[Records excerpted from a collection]

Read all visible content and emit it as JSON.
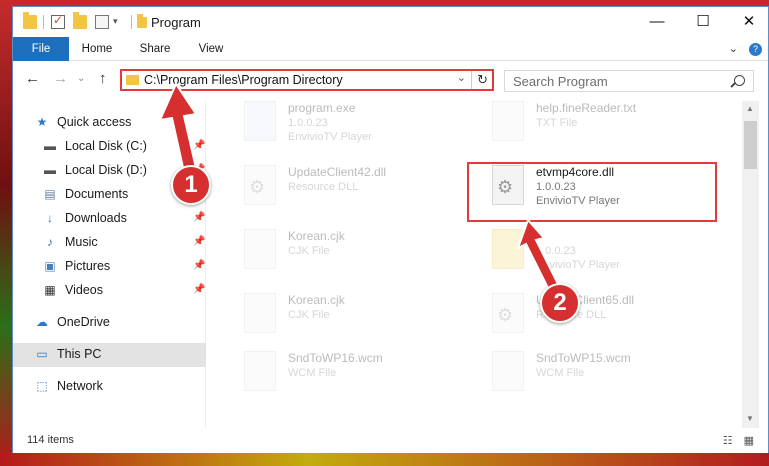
{
  "window": {
    "title": "Program",
    "controls": {
      "minimize": "—",
      "maximize": "☐",
      "close": "✕"
    }
  },
  "ribbon": {
    "tabs": [
      "File",
      "Home",
      "Share",
      "View"
    ],
    "expand_glyph": "⌄",
    "help_glyph": "?"
  },
  "nav": {
    "back": "←",
    "forward": "→",
    "dropdown": "⌄",
    "up": "↑",
    "address": "C:\\Program Files\\Program Directory",
    "address_dropdown": "⌄",
    "refresh": "↻",
    "search_placeholder": "Search Program"
  },
  "sidebar": {
    "items": [
      {
        "label": "Quick access",
        "icon": "star-icon",
        "glyph": "★",
        "color": "#2b79c9",
        "pinned": false
      },
      {
        "label": "Local Disk (C:)",
        "icon": "drive-icon",
        "glyph": "▬",
        "color": "#555",
        "pinned": true
      },
      {
        "label": "Local Disk (D:)",
        "icon": "drive-icon",
        "glyph": "▬",
        "color": "#555",
        "pinned": true
      },
      {
        "label": "Documents",
        "icon": "documents-icon",
        "glyph": "▤",
        "color": "#607d9b",
        "pinned": true
      },
      {
        "label": "Downloads",
        "icon": "download-icon",
        "glyph": "↓",
        "color": "#2b79c9",
        "pinned": true
      },
      {
        "label": "Music",
        "icon": "music-icon",
        "glyph": "♪",
        "color": "#2b79c9",
        "pinned": true
      },
      {
        "label": "Pictures",
        "icon": "pictures-icon",
        "glyph": "▣",
        "color": "#4a7fb7",
        "pinned": true
      },
      {
        "label": "Videos",
        "icon": "videos-icon",
        "glyph": "▦",
        "color": "#333",
        "pinned": true
      },
      {
        "label": "OneDrive",
        "icon": "cloud-icon",
        "glyph": "☁",
        "color": "#2b79c9",
        "pinned": false
      },
      {
        "label": "This PC",
        "icon": "computer-icon",
        "glyph": "▭",
        "color": "#2b79c9",
        "pinned": false,
        "selected": true
      },
      {
        "label": "Network",
        "icon": "network-icon",
        "glyph": "⬚",
        "color": "#2b79c9",
        "pinned": false
      }
    ],
    "pin_glyph": "📌"
  },
  "files": [
    {
      "name": "program.exe",
      "line2": "1.0.0.23",
      "line3": "EnvivioTV Player",
      "kind": "exe",
      "faded": true
    },
    {
      "name": "help.fineReader.txt",
      "line2": "TXT File",
      "line3": "",
      "kind": "txt",
      "faded": true
    },
    {
      "name": "UpdateClient42.dll",
      "line2": "Resource DLL",
      "line3": "",
      "kind": "dll",
      "faded": true
    },
    {
      "name": "etvmp4core.dll",
      "line2": "1.0.0.23",
      "line3": "EnvivioTV Player",
      "kind": "dll",
      "faded": false
    },
    {
      "name": "Korean.cjk",
      "line2": "CJK File",
      "line3": "",
      "kind": "cjk",
      "faded": true
    },
    {
      "name": "",
      "line2": "1.0.0.23",
      "line3": "EnvivioTV Player",
      "kind": "folderish",
      "faded": true
    },
    {
      "name": "Korean.cjk",
      "line2": "CJK File",
      "line3": "",
      "kind": "cjk",
      "faded": true
    },
    {
      "name": "UpdateClient65.dll",
      "line2": "Resource DLL",
      "line3": "",
      "kind": "dll",
      "faded": true
    },
    {
      "name": "SndToWP16.wcm",
      "line2": "WCM File",
      "line3": "",
      "kind": "wcm",
      "faded": true
    },
    {
      "name": "SndToWP15.wcm",
      "line2": "WCM File",
      "line3": "",
      "kind": "wcm",
      "faded": true
    }
  ],
  "status": {
    "item_count": "114 items",
    "view_icons": "☷ ▦"
  },
  "annotations": {
    "step1": "1",
    "step2": "2",
    "color": "#d52f2f"
  }
}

> [Aim of the exercise]: Check each line of the entries for the string "name". Copy the lines that have it.

> [Response to this task]:
      "name": "program.exe",
      "name": "help.fineReader.txt",
      "name": "UpdateClient42.dll",
      "name": "etvmp4core.dll",
      "name": "Korean.cjk",
      "name": "",
      "name": "Korean.cjk",
      "name": "UpdateClient65.dll",
      "name": "SndToWP16.wcm",
      "name": "SndToWP15.wcm",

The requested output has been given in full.